Instructions to follow: Output the data that follows exactly, line for line.

===============

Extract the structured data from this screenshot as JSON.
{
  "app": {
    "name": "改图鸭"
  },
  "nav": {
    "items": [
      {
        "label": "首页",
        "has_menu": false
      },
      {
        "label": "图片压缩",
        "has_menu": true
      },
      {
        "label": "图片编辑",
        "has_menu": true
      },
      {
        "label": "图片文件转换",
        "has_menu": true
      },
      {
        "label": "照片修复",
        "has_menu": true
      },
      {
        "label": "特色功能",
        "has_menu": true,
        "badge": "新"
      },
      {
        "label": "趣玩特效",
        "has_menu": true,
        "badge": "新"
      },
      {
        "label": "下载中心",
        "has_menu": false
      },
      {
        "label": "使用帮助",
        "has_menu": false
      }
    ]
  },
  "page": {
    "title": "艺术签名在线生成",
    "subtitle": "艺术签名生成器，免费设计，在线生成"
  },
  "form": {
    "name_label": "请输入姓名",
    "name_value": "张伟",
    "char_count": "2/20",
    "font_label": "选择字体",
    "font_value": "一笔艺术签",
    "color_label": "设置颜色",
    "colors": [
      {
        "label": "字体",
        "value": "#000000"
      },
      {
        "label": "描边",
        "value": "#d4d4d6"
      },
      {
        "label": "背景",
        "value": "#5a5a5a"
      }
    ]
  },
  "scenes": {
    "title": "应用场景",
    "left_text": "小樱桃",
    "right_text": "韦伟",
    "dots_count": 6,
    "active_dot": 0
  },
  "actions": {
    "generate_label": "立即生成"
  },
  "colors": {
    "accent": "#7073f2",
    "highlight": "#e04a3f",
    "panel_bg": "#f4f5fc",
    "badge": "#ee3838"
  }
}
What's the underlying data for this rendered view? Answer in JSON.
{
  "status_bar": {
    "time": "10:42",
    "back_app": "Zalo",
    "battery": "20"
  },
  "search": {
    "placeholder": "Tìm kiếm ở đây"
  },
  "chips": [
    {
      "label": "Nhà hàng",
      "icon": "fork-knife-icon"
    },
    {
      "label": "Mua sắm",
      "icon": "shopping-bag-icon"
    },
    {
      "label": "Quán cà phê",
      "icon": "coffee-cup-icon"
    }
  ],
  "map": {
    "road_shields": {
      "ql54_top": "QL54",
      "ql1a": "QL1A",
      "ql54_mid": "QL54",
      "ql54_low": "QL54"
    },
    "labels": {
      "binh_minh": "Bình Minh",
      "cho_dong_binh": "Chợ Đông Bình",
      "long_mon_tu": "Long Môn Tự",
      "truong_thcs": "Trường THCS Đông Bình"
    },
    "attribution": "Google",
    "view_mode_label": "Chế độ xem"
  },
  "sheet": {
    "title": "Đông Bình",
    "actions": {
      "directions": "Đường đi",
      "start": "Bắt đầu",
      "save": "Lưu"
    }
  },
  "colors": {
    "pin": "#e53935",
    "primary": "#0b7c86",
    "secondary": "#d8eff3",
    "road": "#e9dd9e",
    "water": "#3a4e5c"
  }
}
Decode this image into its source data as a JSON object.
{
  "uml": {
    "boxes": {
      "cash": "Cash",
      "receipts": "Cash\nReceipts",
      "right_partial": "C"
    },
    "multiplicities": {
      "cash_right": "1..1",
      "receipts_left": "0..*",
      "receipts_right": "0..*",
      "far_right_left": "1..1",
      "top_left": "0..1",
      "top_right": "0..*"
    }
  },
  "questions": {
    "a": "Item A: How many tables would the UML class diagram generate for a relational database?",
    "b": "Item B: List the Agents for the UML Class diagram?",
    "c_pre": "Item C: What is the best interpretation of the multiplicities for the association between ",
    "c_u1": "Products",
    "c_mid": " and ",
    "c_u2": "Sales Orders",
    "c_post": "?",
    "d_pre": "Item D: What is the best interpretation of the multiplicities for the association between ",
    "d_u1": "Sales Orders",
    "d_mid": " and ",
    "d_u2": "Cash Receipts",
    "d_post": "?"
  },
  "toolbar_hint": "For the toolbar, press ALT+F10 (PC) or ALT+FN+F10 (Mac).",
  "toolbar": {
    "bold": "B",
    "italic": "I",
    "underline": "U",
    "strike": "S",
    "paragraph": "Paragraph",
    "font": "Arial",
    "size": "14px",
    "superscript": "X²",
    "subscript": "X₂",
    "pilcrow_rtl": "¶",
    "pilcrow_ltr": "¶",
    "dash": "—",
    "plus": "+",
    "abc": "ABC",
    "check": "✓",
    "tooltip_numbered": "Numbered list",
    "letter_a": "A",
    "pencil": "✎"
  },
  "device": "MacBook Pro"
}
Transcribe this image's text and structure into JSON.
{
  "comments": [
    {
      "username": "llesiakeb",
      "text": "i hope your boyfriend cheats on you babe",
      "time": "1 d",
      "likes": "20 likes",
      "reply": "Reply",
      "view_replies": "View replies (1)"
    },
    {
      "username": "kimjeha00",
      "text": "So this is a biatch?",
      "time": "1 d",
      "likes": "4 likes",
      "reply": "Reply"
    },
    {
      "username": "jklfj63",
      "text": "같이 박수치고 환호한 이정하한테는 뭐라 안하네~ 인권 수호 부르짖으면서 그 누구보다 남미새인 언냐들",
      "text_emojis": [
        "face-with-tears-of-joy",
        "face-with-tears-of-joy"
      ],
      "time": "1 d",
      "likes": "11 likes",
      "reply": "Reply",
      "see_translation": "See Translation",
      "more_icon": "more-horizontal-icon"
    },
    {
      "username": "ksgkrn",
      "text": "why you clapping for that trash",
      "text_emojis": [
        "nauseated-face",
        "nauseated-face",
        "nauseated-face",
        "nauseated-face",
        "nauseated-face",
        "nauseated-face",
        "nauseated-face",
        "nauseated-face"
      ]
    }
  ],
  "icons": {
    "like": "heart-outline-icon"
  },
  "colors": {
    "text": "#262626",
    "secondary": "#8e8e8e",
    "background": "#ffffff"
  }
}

===============

Response for this exercise:
Extract the structured data from this screenshot as JSON.
{
  "app": {
    "name": "改图鸭"
  },
  "nav": {
    "items": [
      {
        "label": "首页",
        "has_menu": false
      },
      {
        "label": "图片压缩",
        "has_menu": true
      },
      {
        "label": "图片编辑",
        "has_menu": true
      },
      {
        "label": "图片文件转换",
        "has_menu": true
      },
      {
        "label": "照片修复",
        "has_menu": true
      },
      {
        "label": "特色功能",
        "has_menu": true,
        "badge": "新"
      },
      {
        "label": "趣玩特效",
        "has_menu": true,
        "badge": "新"
      },
      {
        "label": "下载中心",
        "has_menu": false
      },
      {
        "label": "使用帮助",
        "has_menu": false
      }
    ]
  },
  "page": {
    "title": "艺术签名在线生成",
    "subtitle": "艺术签名生成器，免费设计，在线生成"
  },
  "form": {
    "name_label": "请输入姓名",
    "name_value": "张伟",
    "char_count": "2/20",
    "font_label": "选择字体",
    "font_value": "一笔艺术签",
    "color_label": "设置颜色",
    "colors": [
      {
        "label": "字体",
        "value": "#000000"
      },
      {
        "label": "描边",
        "value": "#d4d4d6"
      },
      {
        "label": "背景",
        "value": "#5a5a5a"
      }
    ]
  },
  "scenes": {
    "title": "应用场景",
    "left_text": "小樱桃",
    "right_text": "韦伟",
    "dots_count": 6,
    "active_dot": 0
  },
  "actions": {
    "generate_label": "立即生成"
  },
  "colors": {
    "accent": "#7073f2",
    "highlight": "#e04a3f",
    "panel_bg": "#f4f5fc",
    "badge": "#ee3838"
  }
}
What's the underlying data for this rendered view? Answer in JSON.
{
  "status_bar": {
    "time": "10:42",
    "back_app": "Zalo",
    "battery": "20"
  },
  "search": {
    "placeholder": "Tìm kiếm ở đây"
  },
  "chips": [
    {
      "label": "Nhà hàng",
      "icon": "fork-knife-icon"
    },
    {
      "label": "Mua sắm",
      "icon": "shopping-bag-icon"
    },
    {
      "label": "Quán cà phê",
      "icon": "coffee-cup-icon"
    }
  ],
  "map": {
    "road_shields": {
      "ql54_top": "QL54",
      "ql1a": "QL1A",
      "ql54_mid": "QL54",
      "ql54_low": "QL54"
    },
    "labels": {
      "binh_minh": "Bình Minh",
      "cho_dong_binh": "Chợ Đông Bình",
      "long_mon_tu": "Long Môn Tự",
      "truong_thcs": "Trường THCS Đông Bình"
    },
    "attribution": "Google",
    "view_mode_label": "Chế độ xem"
  },
  "sheet": {
    "title": "Đông Bình",
    "actions": {
      "directions": "Đường đi",
      "start": "Bắt đầu",
      "save": "Lưu"
    }
  },
  "colors": {
    "pin": "#e53935",
    "primary": "#0b7c86",
    "secondary": "#d8eff3",
    "road": "#e9dd9e",
    "water": "#3a4e5c"
  }
}
Decode this image into its source data as a JSON object.
{
  "uml": {
    "boxes": {
      "cash": "Cash",
      "receipts": "Cash\nReceipts",
      "right_partial": "C"
    },
    "multiplicities": {
      "cash_right": "1..1",
      "receipts_left": "0..*",
      "receipts_right": "0..*",
      "far_right_left": "1..1",
      "top_left": "0..1",
      "top_right": "0..*"
    }
  },
  "questions": {
    "a": "Item A: How many tables would the UML class diagram generate for a relational database?",
    "b": "Item B: List the Agents for the UML Class diagram?",
    "c_pre": "Item C: What is the best interpretation of the multiplicities for the association between ",
    "c_u1": "Products",
    "c_mid": " and ",
    "c_u2": "Sales Orders",
    "c_post": "?",
    "d_pre": "Item D: What is the best interpretation of the multiplicities for the association between ",
    "d_u1": "Sales Orders",
    "d_mid": " and ",
    "d_u2": "Cash Receipts",
    "d_post": "?"
  },
  "toolbar_hint": "For the toolbar, press ALT+F10 (PC) or ALT+FN+F10 (Mac).",
  "toolbar": {
    "bold": "B",
    "italic": "I",
    "underline": "U",
    "strike": "S",
    "paragraph": "Paragraph",
    "font": "Arial",
    "size": "14px",
    "superscript": "X²",
    "subscript": "X₂",
    "pilcrow_rtl": "¶",
    "pilcrow_ltr": "¶",
    "dash": "—",
    "plus": "+",
    "abc": "ABC",
    "check": "✓",
    "tooltip_numbered": "Numbered list",
    "letter_a": "A",
    "pencil": "✎"
  },
  "device": "MacBook Pro"
}
Transcribe this image's text and structure into JSON.
{
  "comments": [
    {
      "username": "llesiakeb",
      "text": "i hope your boyfriend cheats on you babe",
      "time": "1 d",
      "likes": "20 likes",
      "reply": "Reply",
      "view_replies": "View replies (1)"
    },
    {
      "username": "kimjeha00",
      "text": "So this is a biatch?",
      "time": "1 d",
      "likes": "4 likes",
      "reply": "Reply"
    },
    {
      "username": "jklfj63",
      "text": "같이 박수치고 환호한 이정하한테는 뭐라 안하네~ 인권 수호 부르짖으면서 그 누구보다 남미새인 언냐들",
      "text_emojis": [
        "face-with-tears-of-joy",
        "face-with-tears-of-joy"
      ],
      "time": "1 d",
      "likes": "11 likes",
      "reply": "Reply",
      "see_translation": "See Translation",
      "more_icon": "more-horizontal-icon"
    },
    {
      "username": "ksgkrn",
      "text": "why you clapping for that trash",
      "text_emojis": [
        "nauseated-face",
        "nauseated-face",
        "nauseated-face",
        "nauseated-face",
        "nauseated-face",
        "nauseated-face",
        "nauseated-face",
        "nauseated-face"
      ]
    }
  ],
  "icons": {
    "like": "heart-outline-icon"
  },
  "colors": {
    "text": "#262626",
    "secondary": "#8e8e8e",
    "background": "#ffffff"
  }
}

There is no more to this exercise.